→ Problem description
Find how many lines of the listing below include the word "Kessel", then report the number by itself.

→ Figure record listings
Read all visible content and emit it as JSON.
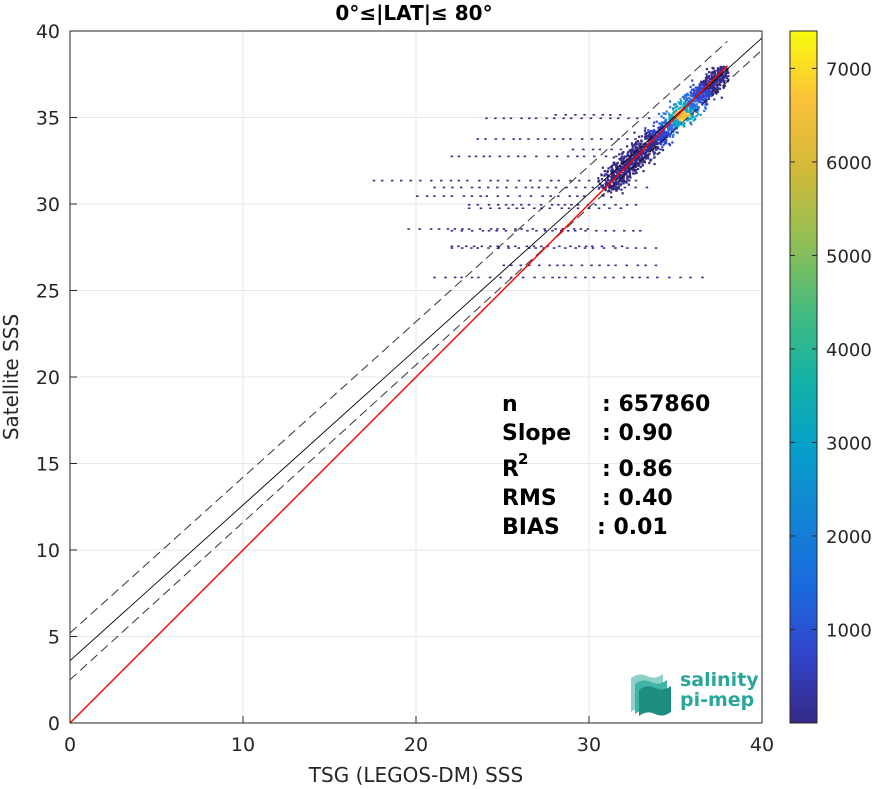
{
  "chart_data": {
    "type": "heatmap",
    "title": "0°≤|LAT|≤ 80°",
    "xlabel": "TSG (LEGOS-DM) SSS",
    "ylabel": "Satellite SSS",
    "xlim": [
      0,
      40
    ],
    "ylim": [
      0,
      40
    ],
    "xticks": [
      "0",
      "10",
      "20",
      "30",
      "40"
    ],
    "yticks": [
      "0",
      "5",
      "10",
      "15",
      "20",
      "25",
      "30",
      "35",
      "40"
    ],
    "grid": true,
    "colorbar": {
      "range": [
        0,
        7400
      ],
      "ticks": [
        "1000",
        "2000",
        "3000",
        "4000",
        "5000",
        "6000",
        "7000"
      ],
      "colormap": "parula"
    },
    "stats": [
      {
        "label": "n",
        "value": ": 657860"
      },
      {
        "label": "Slope",
        "value": ": 0.90"
      },
      {
        "label": "R",
        "sup": "2",
        "value": ": 0.86"
      },
      {
        "label": "RMS",
        "value": ": 0.40"
      },
      {
        "label": "BIAS",
        "value": ": 0.01"
      }
    ],
    "lines": {
      "identity": {
        "intercept": 0,
        "slope": 1,
        "color": "#ff0000"
      },
      "fit": {
        "intercept": 3.6,
        "slope": 0.9,
        "color": "#000000"
      },
      "fit_bounds_offset": 1.0
    }
  },
  "logo": {
    "line1": "salinity",
    "line2": "pi-mep"
  }
}
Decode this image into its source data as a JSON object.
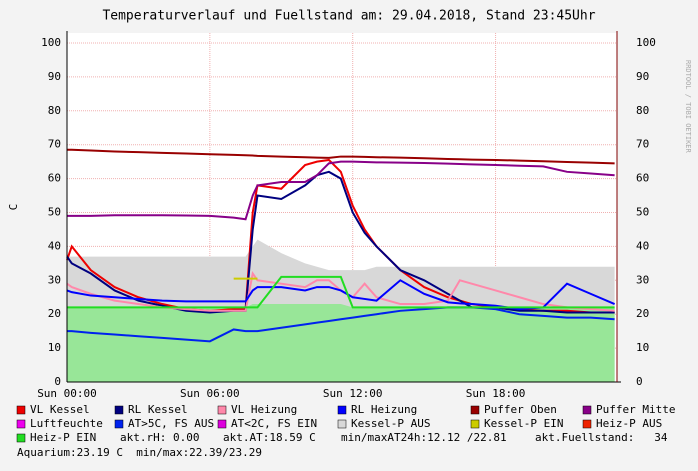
{
  "chart_data": {
    "type": "line",
    "title": "Temperaturverlauf und Fuellstand am: 29.04.2018, Stand 23:45Uhr",
    "y_label": "C",
    "side_label": "RRDTOOL / TOBI OETIKER",
    "x": [
      0,
      0.2,
      1,
      2,
      3,
      4,
      5,
      6,
      7,
      7.5,
      7.8,
      8,
      9,
      10,
      10.5,
      11,
      11.5,
      12,
      12.5,
      13,
      14,
      15,
      16,
      16.5,
      17,
      18,
      19,
      20,
      21,
      22,
      23
    ],
    "xlim": [
      0,
      23.1
    ],
    "xticks": [
      {
        "value": 0,
        "label": "Sun 00:00"
      },
      {
        "value": 6,
        "label": "Sun 06:00"
      },
      {
        "value": 12,
        "label": "Sun 12:00"
      },
      {
        "value": 18,
        "label": "Sun 18:00"
      }
    ],
    "ylim": [
      0,
      100
    ],
    "yticks": [
      0,
      10,
      20,
      30,
      40,
      50,
      60,
      70,
      80,
      90,
      100
    ],
    "grid": true,
    "fill_areas": [
      {
        "color": "#98e698",
        "values": [
          22,
          22,
          22,
          22,
          22,
          22,
          22,
          22,
          22,
          22,
          23,
          23,
          23,
          23,
          23,
          23,
          23,
          22,
          22,
          22,
          22,
          22,
          22,
          22,
          22,
          22,
          22,
          22,
          22,
          22,
          22
        ]
      }
    ],
    "series": [
      {
        "name": "VL Kessel",
        "color": "#ee0000",
        "values": [
          36,
          40,
          33,
          28,
          25,
          23,
          21.5,
          21,
          21.5,
          21.5,
          50,
          58,
          57,
          64,
          65,
          65.5,
          62,
          52,
          45,
          40,
          33,
          28,
          25,
          24,
          23,
          22,
          21.5,
          21,
          21,
          20.5,
          20.5
        ]
      },
      {
        "name": "RL Kessel",
        "color": "#000080",
        "values": [
          37,
          35,
          32,
          27,
          24,
          22.5,
          21,
          20.5,
          21,
          21,
          45,
          55,
          54,
          58,
          61,
          62,
          60,
          50,
          44,
          40,
          33,
          30,
          26,
          24,
          22,
          22,
          21,
          21,
          20.5,
          20.5,
          20.5
        ]
      },
      {
        "name": "VL Heizung",
        "color": "#ff88aa",
        "values": [
          29,
          28,
          26,
          24,
          23,
          22,
          21.5,
          21,
          21,
          21,
          32,
          30,
          29,
          28,
          30,
          30,
          27,
          25,
          29,
          25,
          23,
          23,
          24,
          30,
          29,
          27,
          25,
          23,
          22,
          21.5,
          21
        ]
      },
      {
        "name": "RL Heizung",
        "color": "#0000ff",
        "values": [
          27,
          26.5,
          25.5,
          25,
          24.5,
          24,
          23.8,
          23.8,
          23.8,
          23.8,
          27,
          28,
          28,
          27,
          28,
          28,
          27,
          25,
          24.5,
          24,
          30,
          26,
          23.5,
          23.2,
          23,
          22.5,
          21.5,
          22,
          29,
          26,
          23
        ]
      },
      {
        "name": "Puffer Oben",
        "color": "#990000",
        "values": [
          68.5,
          68.5,
          68.3,
          68,
          67.8,
          67.6,
          67.4,
          67.2,
          67,
          66.9,
          66.8,
          66.7,
          66.5,
          66.3,
          66.2,
          66.1,
          66.5,
          66.5,
          66.4,
          66.3,
          66.2,
          66,
          65.8,
          65.7,
          65.6,
          65.5,
          65.3,
          65.1,
          64.9,
          64.7,
          64.5
        ]
      },
      {
        "name": "Puffer Mitte",
        "color": "#880088",
        "values": [
          49,
          49,
          49,
          49.2,
          49.2,
          49.2,
          49.1,
          49,
          48.5,
          48,
          55,
          58,
          59,
          59,
          61,
          64.5,
          65,
          65,
          64.9,
          64.8,
          64.7,
          64.6,
          64.4,
          64.3,
          64.2,
          64,
          63.8,
          63.6,
          62,
          61.5,
          61
        ]
      },
      {
        "name": "Luftfeuchte",
        "color": "#ee00ee",
        "values": [
          null,
          null,
          null,
          null,
          null,
          null,
          null,
          null,
          null,
          null,
          null,
          null,
          null,
          null,
          null,
          null,
          null,
          null,
          null,
          null,
          null,
          null,
          null,
          null,
          null,
          null,
          null,
          null,
          null,
          null,
          null
        ]
      },
      {
        "name": "AT>5C, FS AUS",
        "color": "#0022ee",
        "values": [
          15,
          15,
          14.5,
          14,
          13.5,
          13,
          12.5,
          12,
          15.5,
          15,
          15,
          15,
          16,
          17,
          17.5,
          18,
          18.5,
          19,
          19.5,
          20,
          21,
          21.5,
          22,
          22,
          22,
          21.5,
          20,
          19.5,
          19,
          19,
          18.5
        ]
      },
      {
        "name": "AT<2C, FS EIN",
        "color": "#dd00dd",
        "values": [
          null,
          null,
          null,
          null,
          null,
          null,
          null,
          null,
          null,
          null,
          null,
          null,
          null,
          null,
          null,
          null,
          null,
          null,
          null,
          null,
          null,
          null,
          null,
          null,
          null,
          null,
          null,
          null,
          null,
          null,
          null
        ]
      },
      {
        "name": "Kessel-P AUS",
        "color": "#d8d8d8",
        "style": "area",
        "values": [
          37,
          37,
          37,
          37,
          37,
          37,
          37,
          37,
          37,
          37,
          40,
          42,
          38,
          35,
          34,
          33,
          33,
          33,
          33,
          34,
          34,
          34,
          34,
          34,
          34,
          34,
          34,
          34,
          34,
          34,
          34
        ]
      },
      {
        "name": "Kessel-P EIN",
        "color": "#cccc00",
        "values": [
          null,
          null,
          null,
          null,
          null,
          null,
          null,
          null,
          30.5,
          30.5,
          30.5,
          30.5,
          null,
          null,
          null,
          null,
          null,
          null,
          null,
          null,
          null,
          null,
          null,
          null,
          null,
          null,
          null,
          null,
          null,
          null,
          null
        ]
      },
      {
        "name": "Heiz-P AUS",
        "color": "#ee2200",
        "values": [
          null,
          null,
          null,
          null,
          null,
          null,
          null,
          null,
          null,
          null,
          null,
          null,
          null,
          null,
          null,
          null,
          null,
          null,
          null,
          null,
          null,
          null,
          null,
          null,
          null,
          null,
          null,
          null,
          null,
          null,
          null
        ]
      },
      {
        "name": "Heiz-P EIN",
        "color": "#22dd22",
        "values": [
          22,
          22,
          22,
          22,
          22,
          22,
          22,
          22,
          22,
          22,
          22,
          22,
          31,
          31,
          31,
          31,
          31,
          22,
          22,
          22,
          22,
          22,
          22,
          22,
          22,
          22,
          22,
          22,
          22,
          22,
          22
        ]
      }
    ],
    "info": [
      "akt.rH: 0.00",
      "akt.AT:18.59 C",
      "min/maxAT24h:12.12 /22.81",
      "akt.Fuellstand:   34"
    ],
    "footer": "Aquarium:23.19 C  min/max:22.39/23.29"
  }
}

→ Answer to this problem
4